## Material supplied

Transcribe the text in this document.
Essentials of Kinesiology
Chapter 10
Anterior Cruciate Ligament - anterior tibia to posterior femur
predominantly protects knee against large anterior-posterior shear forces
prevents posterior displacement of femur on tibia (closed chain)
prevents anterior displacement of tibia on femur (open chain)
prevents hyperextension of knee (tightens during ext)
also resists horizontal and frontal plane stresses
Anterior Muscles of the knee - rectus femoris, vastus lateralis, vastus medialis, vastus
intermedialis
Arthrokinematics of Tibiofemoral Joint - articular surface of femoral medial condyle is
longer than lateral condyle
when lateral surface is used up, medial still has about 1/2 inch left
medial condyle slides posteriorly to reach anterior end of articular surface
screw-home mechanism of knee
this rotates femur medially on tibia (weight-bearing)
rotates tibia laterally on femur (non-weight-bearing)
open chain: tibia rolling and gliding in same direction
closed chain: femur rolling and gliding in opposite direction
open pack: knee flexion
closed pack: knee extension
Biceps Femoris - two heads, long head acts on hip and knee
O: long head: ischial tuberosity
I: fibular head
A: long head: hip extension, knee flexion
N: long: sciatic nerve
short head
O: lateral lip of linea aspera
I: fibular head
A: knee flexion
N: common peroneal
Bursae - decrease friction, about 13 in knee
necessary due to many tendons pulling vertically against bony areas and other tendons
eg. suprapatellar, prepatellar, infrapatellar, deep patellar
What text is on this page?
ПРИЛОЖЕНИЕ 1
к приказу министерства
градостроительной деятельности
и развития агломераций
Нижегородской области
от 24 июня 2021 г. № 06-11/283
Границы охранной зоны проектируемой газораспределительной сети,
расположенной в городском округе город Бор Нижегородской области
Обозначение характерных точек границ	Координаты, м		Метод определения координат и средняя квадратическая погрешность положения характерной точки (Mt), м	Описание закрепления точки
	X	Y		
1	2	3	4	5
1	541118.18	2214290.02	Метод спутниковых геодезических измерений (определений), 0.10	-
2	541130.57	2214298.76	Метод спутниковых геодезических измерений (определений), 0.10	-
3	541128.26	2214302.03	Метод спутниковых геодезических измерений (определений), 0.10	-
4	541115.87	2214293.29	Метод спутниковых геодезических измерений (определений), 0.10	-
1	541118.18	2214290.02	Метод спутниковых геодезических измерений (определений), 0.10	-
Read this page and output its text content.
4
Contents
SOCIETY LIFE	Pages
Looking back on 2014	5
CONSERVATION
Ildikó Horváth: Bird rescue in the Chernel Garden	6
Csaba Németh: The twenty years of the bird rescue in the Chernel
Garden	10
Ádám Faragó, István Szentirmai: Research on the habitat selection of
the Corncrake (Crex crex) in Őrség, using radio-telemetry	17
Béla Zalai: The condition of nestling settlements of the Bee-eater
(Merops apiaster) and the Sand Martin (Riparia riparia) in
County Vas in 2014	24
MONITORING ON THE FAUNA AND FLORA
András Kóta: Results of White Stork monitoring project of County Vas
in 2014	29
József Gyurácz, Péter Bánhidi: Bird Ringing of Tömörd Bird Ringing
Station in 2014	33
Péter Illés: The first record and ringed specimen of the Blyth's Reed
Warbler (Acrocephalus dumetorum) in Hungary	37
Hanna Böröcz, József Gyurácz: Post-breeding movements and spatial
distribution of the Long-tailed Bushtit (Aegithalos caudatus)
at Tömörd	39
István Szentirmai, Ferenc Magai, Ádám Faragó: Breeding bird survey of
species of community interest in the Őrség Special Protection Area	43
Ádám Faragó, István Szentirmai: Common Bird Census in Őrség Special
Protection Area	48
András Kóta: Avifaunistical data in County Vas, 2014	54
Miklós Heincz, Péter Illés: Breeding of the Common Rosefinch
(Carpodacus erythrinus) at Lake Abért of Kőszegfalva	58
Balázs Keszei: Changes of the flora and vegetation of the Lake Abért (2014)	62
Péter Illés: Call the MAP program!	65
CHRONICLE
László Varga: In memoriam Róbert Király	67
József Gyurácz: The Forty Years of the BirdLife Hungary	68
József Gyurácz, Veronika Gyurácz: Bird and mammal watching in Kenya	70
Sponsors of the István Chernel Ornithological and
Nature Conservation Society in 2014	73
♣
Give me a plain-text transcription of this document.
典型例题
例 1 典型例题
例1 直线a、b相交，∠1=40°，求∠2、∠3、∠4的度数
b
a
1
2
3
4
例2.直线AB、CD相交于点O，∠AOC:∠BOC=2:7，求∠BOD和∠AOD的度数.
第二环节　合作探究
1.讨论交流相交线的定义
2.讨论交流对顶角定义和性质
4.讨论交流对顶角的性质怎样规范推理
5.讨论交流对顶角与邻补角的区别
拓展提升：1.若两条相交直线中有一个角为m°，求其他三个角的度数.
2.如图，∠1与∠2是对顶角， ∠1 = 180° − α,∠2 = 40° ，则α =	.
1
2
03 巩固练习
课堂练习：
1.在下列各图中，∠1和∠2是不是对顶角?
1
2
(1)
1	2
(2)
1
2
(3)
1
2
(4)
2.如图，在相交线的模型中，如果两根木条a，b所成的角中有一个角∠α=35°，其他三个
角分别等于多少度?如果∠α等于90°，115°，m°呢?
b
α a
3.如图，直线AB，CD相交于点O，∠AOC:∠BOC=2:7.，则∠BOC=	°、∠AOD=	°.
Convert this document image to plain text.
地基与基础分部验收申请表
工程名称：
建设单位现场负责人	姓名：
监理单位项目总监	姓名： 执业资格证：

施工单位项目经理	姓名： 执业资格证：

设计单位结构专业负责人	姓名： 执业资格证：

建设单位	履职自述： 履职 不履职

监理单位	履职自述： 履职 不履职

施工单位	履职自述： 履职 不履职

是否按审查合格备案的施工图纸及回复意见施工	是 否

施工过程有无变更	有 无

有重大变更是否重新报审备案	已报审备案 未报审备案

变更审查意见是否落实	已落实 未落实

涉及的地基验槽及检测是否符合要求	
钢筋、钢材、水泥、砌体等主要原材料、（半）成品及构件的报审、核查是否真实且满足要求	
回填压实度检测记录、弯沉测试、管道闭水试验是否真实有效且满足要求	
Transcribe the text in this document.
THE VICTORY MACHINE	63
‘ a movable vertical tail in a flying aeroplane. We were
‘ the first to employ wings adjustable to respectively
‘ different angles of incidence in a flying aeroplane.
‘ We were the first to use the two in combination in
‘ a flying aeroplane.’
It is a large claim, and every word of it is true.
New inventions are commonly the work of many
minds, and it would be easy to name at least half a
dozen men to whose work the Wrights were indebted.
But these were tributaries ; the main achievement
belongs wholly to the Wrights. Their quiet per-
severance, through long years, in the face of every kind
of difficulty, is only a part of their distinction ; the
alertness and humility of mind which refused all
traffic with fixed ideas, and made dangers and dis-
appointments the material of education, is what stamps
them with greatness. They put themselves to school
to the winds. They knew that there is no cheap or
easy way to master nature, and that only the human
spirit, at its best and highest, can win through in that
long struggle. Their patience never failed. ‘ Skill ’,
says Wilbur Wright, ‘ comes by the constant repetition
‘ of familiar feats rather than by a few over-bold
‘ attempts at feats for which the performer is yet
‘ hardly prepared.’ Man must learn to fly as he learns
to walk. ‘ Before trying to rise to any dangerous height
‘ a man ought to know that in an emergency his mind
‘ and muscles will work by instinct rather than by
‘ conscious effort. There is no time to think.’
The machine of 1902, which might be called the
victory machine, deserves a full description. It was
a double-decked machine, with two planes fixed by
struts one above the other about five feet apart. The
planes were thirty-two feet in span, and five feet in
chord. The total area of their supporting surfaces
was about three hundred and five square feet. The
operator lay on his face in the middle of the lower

## Problem details
Extract each line of the listing above, copying it word for word.

## Output below
Transcribe the text in this document.
Essentials of Kinesiology
Chapter 10
Anterior Cruciate Ligament - anterior tibia to posterior femur
predominantly protects knee against large anterior-posterior shear forces
prevents posterior displacement of femur on tibia (closed chain)
prevents anterior displacement of tibia on femur (open chain)
prevents hyperextension of knee (tightens during ext)
also resists horizontal and frontal plane stresses
Anterior Muscles of the knee - rectus femoris, vastus lateralis, vastus medialis, vastus
intermedialis
Arthrokinematics of Tibiofemoral Joint - articular surface of femoral medial condyle is
longer than lateral condyle
when lateral surface is used up, medial still has about 1/2 inch left
medial condyle slides posteriorly to reach anterior end of articular surface
screw-home mechanism of knee
this rotates femur medially on tibia (weight-bearing)
rotates tibia laterally on femur (non-weight-bearing)
open chain: tibia rolling and gliding in same direction
closed chain: femur rolling and gliding in opposite direction
open pack: knee flexion
closed pack: knee extension
Biceps Femoris - two heads, long head acts on hip and knee
O: long head: ischial tuberosity
I: fibular head
A: long head: hip extension, knee flexion
N: long: sciatic nerve
short head
O: lateral lip of linea aspera
I: fibular head
A: knee flexion
N: common peroneal
Bursae - decrease friction, about 13 in knee
necessary due to many tendons pulling vertically against bony areas and other tendons
eg. suprapatellar, prepatellar, infrapatellar, deep patellar
What text is on this page?
ПРИЛОЖЕНИЕ 1
к приказу министерства
градостроительной деятельности
и развития агломераций
Нижегородской области
от 24 июня 2021 г. № 06-11/283
Границы охранной зоны проектируемой газораспределительной сети,
расположенной в городском округе город Бор Нижегородской области
Обозначение характерных точек границ	Координаты, м		Метод определения координат и средняя квадратическая погрешность положения характерной точки (Mt), м	Описание закрепления точки
	X	Y		
1	2	3	4	5
1	541118.18	2214290.02	Метод спутниковых геодезических измерений (определений), 0.10	-
2	541130.57	2214298.76	Метод спутниковых геодезических измерений (определений), 0.10	-
3	541128.26	2214302.03	Метод спутниковых геодезических измерений (определений), 0.10	-
4	541115.87	2214293.29	Метод спутниковых геодезических измерений (определений), 0.10	-
1	541118.18	2214290.02	Метод спутниковых геодезических измерений (определений), 0.10	-
Read this page and output its text content.
4
Contents
SOCIETY LIFE	Pages
Looking back on 2014	5
CONSERVATION
Ildikó Horváth: Bird rescue in the Chernel Garden	6
Csaba Németh: The twenty years of the bird rescue in the Chernel
Garden	10
Ádám Faragó, István Szentirmai: Research on the habitat selection of
the Corncrake (Crex crex) in Őrség, using radio-telemetry	17
Béla Zalai: The condition of nestling settlements of the Bee-eater
(Merops apiaster) and the Sand Martin (Riparia riparia) in
County Vas in 2014	24
MONITORING ON THE FAUNA AND FLORA
András Kóta: Results of White Stork monitoring project of County Vas
in 2014	29
József Gyurácz, Péter Bánhidi: Bird Ringing of Tömörd Bird Ringing
Station in 2014	33
Péter Illés: The first record and ringed specimen of the Blyth's Reed
Warbler (Acrocephalus dumetorum) in Hungary	37
Hanna Böröcz, József Gyurácz: Post-breeding movements and spatial
distribution of the Long-tailed Bushtit (Aegithalos caudatus)
at Tömörd	39
István Szentirmai, Ferenc Magai, Ádám Faragó: Breeding bird survey of
species of community interest in the Őrség Special Protection Area	43
Ádám Faragó, István Szentirmai: Common Bird Census in Őrség Special
Protection Area	48
András Kóta: Avifaunistical data in County Vas, 2014	54
Miklós Heincz, Péter Illés: Breeding of the Common Rosefinch
(Carpodacus erythrinus) at Lake Abért of Kőszegfalva	58
Balázs Keszei: Changes of the flora and vegetation of the Lake Abért (2014)	62
Péter Illés: Call the MAP program!	65
CHRONICLE
László Varga: In memoriam Róbert Király	67
József Gyurácz: The Forty Years of the BirdLife Hungary	68
József Gyurácz, Veronika Gyurácz: Bird and mammal watching in Kenya	70
Sponsors of the István Chernel Ornithological and
Nature Conservation Society in 2014	73
♣
Give me a plain-text transcription of this document.
典型例题
例 1 典型例题
例1 直线a、b相交，∠1=40°，求∠2、∠3、∠4的度数
b
a
1
2
3
4
例2.直线AB、CD相交于点O，∠AOC:∠BOC=2:7，求∠BOD和∠AOD的度数.
第二环节　合作探究
1.讨论交流相交线的定义
2.讨论交流对顶角定义和性质
4.讨论交流对顶角的性质怎样规范推理
5.讨论交流对顶角与邻补角的区别
拓展提升：1.若两条相交直线中有一个角为m°，求其他三个角的度数.
2.如图，∠1与∠2是对顶角， ∠1 = 180° − α,∠2 = 40° ，则α =	.
1
2
03 巩固练习
课堂练习：
1.在下列各图中，∠1和∠2是不是对顶角?
1
2
(1)
1	2
(2)
1
2
(3)
1
2
(4)
2.如图，在相交线的模型中，如果两根木条a，b所成的角中有一个角∠α=35°，其他三个
角分别等于多少度?如果∠α等于90°，115°，m°呢?
b
α a
3.如图，直线AB，CD相交于点O，∠AOC:∠BOC=2:7.，则∠BOC=	°、∠AOD=	°.
Convert this document image to plain text.
地基与基础分部验收申请表
工程名称：
建设单位现场负责人	姓名：
监理单位项目总监	姓名： 执业资格证：

施工单位项目经理	姓名： 执业资格证：

设计单位结构专业负责人	姓名： 执业资格证：

建设单位	履职自述： 履职 不履职

监理单位	履职自述： 履职 不履职

施工单位	履职自述： 履职 不履职

是否按审查合格备案的施工图纸及回复意见施工	是 否

施工过程有无变更	有 无

有重大变更是否重新报审备案	已报审备案 未报审备案

变更审查意见是否落实	已落实 未落实

涉及的地基验槽及检测是否符合要求	
钢筋、钢材、水泥、砌体等主要原材料、（半）成品及构件的报审、核查是否真实且满足要求	
回填压实度检测记录、弯沉测试、管道闭水试验是否真实有效且满足要求	
Transcribe the text in this document.
THE VICTORY MACHINE	63
‘ a movable vertical tail in a flying aeroplane. We were
‘ the first to employ wings adjustable to respectively
‘ different angles of incidence in a flying aeroplane.
‘ We were the first to use the two in combination in
‘ a flying aeroplane.’
It is a large claim, and every word of it is true.
New inventions are commonly the work of many
minds, and it would be easy to name at least half a
dozen men to whose work the Wrights were indebted.
But these were tributaries ; the main achievement
belongs wholly to the Wrights. Their quiet per-
severance, through long years, in the face of every kind
of difficulty, is only a part of their distinction ; the
alertness and humility of mind which refused all
traffic with fixed ideas, and made dangers and dis-
appointments the material of education, is what stamps
them with greatness. They put themselves to school
to the winds. They knew that there is no cheap or
easy way to master nature, and that only the human
spirit, at its best and highest, can win through in that
long struggle. Their patience never failed. ‘ Skill ’,
says Wilbur Wright, ‘ comes by the constant repetition
‘ of familiar feats rather than by a few over-bold
‘ attempts at feats for which the performer is yet
‘ hardly prepared.’ Man must learn to fly as he learns
to walk. ‘ Before trying to rise to any dangerous height
‘ a man ought to know that in an emergency his mind
‘ and muscles will work by instinct rather than by
‘ conscious effort. There is no time to think.’
The machine of 1902, which might be called the
victory machine, deserves a full description. It was
a double-decked machine, with two planes fixed by
struts one above the other about five feet apart. The
planes were thirty-two feet in span, and five feet in
chord. The total area of their supporting surfaces
was about three hundred and five square feet. The
operator lay on his face in the middle of the lower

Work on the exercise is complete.